Exercise task ->
The answer should be a single number: how many lines of the entries below hold the word "JSON".

Data for this exercise ->
________________________

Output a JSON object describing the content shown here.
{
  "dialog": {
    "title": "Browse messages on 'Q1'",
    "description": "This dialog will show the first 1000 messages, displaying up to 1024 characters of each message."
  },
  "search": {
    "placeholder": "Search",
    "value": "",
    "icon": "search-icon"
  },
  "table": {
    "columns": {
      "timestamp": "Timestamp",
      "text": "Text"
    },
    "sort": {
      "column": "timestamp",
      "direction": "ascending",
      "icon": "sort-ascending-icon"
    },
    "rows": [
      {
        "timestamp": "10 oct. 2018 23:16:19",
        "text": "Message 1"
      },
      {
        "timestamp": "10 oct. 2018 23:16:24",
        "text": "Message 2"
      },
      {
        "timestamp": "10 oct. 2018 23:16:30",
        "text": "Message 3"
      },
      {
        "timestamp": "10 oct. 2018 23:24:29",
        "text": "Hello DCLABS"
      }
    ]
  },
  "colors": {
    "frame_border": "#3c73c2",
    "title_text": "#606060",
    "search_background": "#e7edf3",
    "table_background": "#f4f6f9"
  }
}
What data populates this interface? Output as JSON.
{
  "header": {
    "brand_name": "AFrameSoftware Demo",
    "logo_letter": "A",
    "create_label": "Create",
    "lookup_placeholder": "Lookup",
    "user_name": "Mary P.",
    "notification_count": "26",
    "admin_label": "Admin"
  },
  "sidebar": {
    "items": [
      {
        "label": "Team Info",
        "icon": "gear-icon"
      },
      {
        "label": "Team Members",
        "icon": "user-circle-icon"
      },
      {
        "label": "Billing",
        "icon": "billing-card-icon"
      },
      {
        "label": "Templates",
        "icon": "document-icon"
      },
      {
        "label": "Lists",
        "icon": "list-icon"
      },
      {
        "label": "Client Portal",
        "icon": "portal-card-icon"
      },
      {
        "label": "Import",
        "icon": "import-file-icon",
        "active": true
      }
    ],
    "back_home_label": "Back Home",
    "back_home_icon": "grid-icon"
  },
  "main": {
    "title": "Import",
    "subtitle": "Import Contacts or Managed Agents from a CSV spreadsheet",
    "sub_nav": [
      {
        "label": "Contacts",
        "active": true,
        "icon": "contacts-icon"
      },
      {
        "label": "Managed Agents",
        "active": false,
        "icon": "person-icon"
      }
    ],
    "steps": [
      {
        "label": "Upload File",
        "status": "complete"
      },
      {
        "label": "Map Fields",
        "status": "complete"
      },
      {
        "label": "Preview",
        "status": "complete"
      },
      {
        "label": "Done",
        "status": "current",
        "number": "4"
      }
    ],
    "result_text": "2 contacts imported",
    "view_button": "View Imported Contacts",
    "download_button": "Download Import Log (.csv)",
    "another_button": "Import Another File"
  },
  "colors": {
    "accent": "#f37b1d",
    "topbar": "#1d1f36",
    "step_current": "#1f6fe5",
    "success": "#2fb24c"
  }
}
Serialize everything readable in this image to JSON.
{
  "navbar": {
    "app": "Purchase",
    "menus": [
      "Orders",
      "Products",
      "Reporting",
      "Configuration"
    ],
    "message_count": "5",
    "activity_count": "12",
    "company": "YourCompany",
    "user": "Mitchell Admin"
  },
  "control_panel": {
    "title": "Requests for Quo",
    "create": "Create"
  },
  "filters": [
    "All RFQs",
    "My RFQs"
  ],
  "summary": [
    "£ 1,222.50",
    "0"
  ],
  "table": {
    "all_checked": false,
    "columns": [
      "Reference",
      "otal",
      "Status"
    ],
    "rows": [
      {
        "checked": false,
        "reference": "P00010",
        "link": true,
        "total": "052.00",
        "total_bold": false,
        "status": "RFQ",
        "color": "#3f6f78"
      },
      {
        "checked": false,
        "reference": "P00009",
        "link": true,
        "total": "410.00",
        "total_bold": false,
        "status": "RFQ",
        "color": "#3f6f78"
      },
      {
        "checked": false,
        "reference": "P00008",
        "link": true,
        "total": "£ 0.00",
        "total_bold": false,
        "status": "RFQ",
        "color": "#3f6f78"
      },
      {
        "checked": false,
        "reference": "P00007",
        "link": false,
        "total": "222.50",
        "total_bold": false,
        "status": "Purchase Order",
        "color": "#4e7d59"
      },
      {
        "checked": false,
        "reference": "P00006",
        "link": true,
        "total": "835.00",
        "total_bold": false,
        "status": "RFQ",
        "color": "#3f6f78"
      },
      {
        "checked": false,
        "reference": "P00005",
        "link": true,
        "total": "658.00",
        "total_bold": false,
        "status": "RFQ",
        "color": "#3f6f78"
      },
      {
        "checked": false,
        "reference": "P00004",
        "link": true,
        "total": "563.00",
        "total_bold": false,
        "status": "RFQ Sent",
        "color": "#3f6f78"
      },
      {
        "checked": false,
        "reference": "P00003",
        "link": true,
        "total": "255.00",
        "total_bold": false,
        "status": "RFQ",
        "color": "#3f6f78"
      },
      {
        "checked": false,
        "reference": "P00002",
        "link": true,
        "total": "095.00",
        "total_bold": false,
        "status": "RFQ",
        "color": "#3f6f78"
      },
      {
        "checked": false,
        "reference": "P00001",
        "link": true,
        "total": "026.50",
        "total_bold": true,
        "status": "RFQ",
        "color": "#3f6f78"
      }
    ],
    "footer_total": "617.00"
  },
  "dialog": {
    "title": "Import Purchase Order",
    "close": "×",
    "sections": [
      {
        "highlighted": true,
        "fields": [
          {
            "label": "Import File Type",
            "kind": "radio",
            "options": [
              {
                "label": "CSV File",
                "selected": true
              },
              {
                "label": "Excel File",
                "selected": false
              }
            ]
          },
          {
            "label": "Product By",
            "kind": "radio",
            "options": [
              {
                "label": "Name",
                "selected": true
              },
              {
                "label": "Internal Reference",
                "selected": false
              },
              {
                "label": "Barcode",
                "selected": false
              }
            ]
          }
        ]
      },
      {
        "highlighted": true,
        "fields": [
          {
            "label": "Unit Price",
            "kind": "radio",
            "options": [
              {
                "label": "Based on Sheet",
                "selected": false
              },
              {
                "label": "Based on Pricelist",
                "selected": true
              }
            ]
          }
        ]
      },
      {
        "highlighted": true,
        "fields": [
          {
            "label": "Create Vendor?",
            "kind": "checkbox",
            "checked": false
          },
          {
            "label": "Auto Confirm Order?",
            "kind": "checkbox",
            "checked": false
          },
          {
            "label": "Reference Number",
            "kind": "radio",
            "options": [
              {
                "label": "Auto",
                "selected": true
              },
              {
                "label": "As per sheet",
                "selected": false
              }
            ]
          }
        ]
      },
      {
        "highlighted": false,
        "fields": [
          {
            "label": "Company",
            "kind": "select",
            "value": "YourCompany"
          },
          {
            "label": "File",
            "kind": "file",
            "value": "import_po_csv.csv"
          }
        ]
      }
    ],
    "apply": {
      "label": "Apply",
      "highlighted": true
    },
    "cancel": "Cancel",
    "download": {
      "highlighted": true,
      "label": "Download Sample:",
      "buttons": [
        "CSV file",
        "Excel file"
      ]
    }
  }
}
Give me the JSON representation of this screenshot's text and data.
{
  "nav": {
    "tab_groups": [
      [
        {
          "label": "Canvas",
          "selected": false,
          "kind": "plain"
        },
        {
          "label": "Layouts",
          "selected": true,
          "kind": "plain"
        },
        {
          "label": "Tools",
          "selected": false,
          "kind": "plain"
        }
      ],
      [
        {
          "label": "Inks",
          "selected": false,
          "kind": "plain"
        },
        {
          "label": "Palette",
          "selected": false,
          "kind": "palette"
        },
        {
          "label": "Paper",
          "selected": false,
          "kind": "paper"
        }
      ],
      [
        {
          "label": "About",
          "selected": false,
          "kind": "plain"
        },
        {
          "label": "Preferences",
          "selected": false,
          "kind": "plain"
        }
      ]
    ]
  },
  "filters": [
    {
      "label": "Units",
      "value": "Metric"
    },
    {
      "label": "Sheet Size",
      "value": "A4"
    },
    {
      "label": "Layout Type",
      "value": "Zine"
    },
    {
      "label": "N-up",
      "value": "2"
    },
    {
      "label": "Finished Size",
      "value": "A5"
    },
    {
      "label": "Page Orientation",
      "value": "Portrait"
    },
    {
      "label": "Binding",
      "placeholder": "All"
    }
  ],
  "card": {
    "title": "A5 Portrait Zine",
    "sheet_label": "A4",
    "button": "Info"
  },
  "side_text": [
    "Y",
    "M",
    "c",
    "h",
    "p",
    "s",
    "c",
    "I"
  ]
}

________________________

Exercise result ->
4